TE BEOORDELEN TEKST.
Gedurende het eerste levensjaar leert een baby onvoorstelbaar veel; eerst lachen, gezichten herkennen en grijpen, en later eten met een lepel, kruipen en lopen. Ieder kind doet dit op zijn eigen manier, en in zijn eigen tempo. Bij de een gaat het allemaal vanzelf, en de ander heeft net dat duwtje in de rug nodig om het verder op weg te helpen. Geen paniek, wij kijken graag met jou en je kleintje mee.
Normaliter vindt een kind het prima om zowel het hoofd naar links als naar rechts gedraaid te hebben. Maar dat geldt niet voor alle kindjes. Om vele verschillende redenen kan er een voorkeur zijn ontstaan, waardoor de andere kant op draaien met het hoofd nauwelijks gebeurd of veel weerstand op levert. Hierdoor kan een baby meer moeite hebben met het ontwikkelen van de mijlpalen zoals rollen, zitten en kruipen. Daarnaast kan het ervoor zorgen dat het hoofdje afgeplat raakt.

Verzamelde gegevens
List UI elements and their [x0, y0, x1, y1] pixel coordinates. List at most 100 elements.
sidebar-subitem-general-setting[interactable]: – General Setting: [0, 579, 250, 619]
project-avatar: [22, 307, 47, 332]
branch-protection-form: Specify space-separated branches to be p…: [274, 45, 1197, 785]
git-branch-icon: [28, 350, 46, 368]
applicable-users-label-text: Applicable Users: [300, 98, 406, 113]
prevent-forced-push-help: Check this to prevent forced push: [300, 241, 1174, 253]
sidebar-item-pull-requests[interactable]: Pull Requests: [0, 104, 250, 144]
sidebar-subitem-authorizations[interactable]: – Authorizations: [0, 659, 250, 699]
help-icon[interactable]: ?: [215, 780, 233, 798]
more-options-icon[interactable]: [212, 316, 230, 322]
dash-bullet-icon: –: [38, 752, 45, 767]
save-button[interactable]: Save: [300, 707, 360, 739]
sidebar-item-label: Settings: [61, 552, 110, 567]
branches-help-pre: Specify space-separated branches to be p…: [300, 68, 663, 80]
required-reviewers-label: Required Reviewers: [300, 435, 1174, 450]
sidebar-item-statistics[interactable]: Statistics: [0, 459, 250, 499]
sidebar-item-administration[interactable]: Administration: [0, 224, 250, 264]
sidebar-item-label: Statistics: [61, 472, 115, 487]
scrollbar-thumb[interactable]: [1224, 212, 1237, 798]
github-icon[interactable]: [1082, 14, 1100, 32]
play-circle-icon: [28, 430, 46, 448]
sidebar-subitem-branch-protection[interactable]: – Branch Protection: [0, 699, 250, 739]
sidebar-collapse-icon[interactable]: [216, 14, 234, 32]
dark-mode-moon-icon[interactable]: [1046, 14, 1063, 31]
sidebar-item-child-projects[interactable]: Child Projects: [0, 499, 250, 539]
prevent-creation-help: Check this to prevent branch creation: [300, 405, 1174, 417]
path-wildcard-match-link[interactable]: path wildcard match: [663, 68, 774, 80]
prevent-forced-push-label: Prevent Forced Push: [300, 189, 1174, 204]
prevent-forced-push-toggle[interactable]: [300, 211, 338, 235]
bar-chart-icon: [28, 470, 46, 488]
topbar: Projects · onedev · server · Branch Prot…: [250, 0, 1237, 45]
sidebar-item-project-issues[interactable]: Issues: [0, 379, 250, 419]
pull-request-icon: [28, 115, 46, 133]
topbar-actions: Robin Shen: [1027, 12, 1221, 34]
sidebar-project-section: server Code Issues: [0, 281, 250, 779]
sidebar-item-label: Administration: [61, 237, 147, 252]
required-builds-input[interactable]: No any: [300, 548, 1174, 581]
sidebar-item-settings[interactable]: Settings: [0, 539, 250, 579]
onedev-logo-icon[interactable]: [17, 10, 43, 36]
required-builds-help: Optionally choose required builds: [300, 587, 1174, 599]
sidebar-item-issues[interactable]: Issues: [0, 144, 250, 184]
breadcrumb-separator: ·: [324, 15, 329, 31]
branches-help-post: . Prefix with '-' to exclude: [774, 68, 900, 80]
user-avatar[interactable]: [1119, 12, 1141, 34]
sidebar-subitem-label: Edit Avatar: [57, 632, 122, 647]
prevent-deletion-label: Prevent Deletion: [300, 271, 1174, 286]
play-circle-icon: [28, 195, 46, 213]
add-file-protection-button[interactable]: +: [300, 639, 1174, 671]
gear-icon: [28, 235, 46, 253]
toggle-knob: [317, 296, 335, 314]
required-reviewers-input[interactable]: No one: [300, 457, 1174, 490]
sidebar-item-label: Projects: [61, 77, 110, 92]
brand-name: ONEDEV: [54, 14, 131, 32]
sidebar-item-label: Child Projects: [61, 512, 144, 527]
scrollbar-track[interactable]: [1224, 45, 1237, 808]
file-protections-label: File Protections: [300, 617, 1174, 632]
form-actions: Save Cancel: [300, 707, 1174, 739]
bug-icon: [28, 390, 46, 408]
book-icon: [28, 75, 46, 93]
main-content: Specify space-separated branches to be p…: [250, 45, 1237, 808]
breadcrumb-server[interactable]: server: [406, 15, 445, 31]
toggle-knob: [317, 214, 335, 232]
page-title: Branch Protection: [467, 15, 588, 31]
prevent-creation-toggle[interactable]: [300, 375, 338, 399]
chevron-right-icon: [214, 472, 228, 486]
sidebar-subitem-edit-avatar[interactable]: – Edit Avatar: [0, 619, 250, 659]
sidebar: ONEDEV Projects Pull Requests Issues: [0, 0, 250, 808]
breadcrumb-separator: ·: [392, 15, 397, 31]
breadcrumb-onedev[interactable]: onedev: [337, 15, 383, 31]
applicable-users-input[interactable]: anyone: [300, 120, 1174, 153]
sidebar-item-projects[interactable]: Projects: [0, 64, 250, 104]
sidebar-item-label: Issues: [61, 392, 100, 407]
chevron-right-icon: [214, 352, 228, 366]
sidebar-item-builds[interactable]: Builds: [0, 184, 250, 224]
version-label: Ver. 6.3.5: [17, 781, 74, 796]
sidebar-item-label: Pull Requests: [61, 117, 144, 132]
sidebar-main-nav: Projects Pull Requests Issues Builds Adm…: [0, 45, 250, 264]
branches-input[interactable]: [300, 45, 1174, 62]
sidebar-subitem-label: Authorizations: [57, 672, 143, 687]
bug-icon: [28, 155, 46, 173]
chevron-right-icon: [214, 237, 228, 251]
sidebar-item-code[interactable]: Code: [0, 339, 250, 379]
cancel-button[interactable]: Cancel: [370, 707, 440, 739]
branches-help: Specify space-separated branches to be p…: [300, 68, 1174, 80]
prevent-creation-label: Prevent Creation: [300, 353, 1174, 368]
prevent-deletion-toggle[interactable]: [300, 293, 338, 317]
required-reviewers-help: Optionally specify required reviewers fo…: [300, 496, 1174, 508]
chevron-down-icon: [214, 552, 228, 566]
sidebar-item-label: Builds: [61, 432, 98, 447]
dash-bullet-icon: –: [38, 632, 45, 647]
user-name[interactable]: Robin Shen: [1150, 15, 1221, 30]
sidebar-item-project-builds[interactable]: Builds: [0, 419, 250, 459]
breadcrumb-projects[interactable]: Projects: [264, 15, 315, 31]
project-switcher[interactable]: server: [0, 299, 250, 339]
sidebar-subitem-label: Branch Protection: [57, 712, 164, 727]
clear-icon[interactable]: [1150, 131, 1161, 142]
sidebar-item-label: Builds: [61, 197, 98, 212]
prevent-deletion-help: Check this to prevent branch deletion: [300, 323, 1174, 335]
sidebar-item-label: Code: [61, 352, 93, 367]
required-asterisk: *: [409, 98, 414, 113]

OPDRACHT.
Schrijf uit de tekst over de ontwikkeling van baby's letterlijk het gedeelte over dat loopt vanaf "Gedurende het eerste" tot en met "hoofdje afgeplat raakt.". Baseer u uitsluitend op de tekst.

UITWERKING.
Gedurende het eerste levensjaar leert een baby onvoorstelbaar veel; eerst lachen, gezichten herkennen en grijpen, en later eten met een lepel, kruipen en lopen. Ieder kind doet dit op zijn eigen manier, en in zijn eigen tempo. Bij de een gaat het allemaal vanzelf, en de ander heeft net dat duwtje in de rug nodig om het verder op weg te helpen. Geen paniek, wij kijken graag met jou en je kleintje mee.
Normaliter vindt een kind het prima om zowel het hoofd naar links als naar rechts gedraaid te hebben. Maar dat geldt niet voor alle kindjes. Om vele verschillende redenen kan er een voorkeur zijn ontstaan, waardoor de andere kant op draaien met het hoofd nauwelijks gebeurd of veel weerstand op levert. Hierdoor kan een baby meer moeite hebben met het ontwikkelen van de mijlpalen zoals rollen, zitten en kruipen. Daarnaast kan het ervoor zorgen dat het hoofdje afgeplat raakt.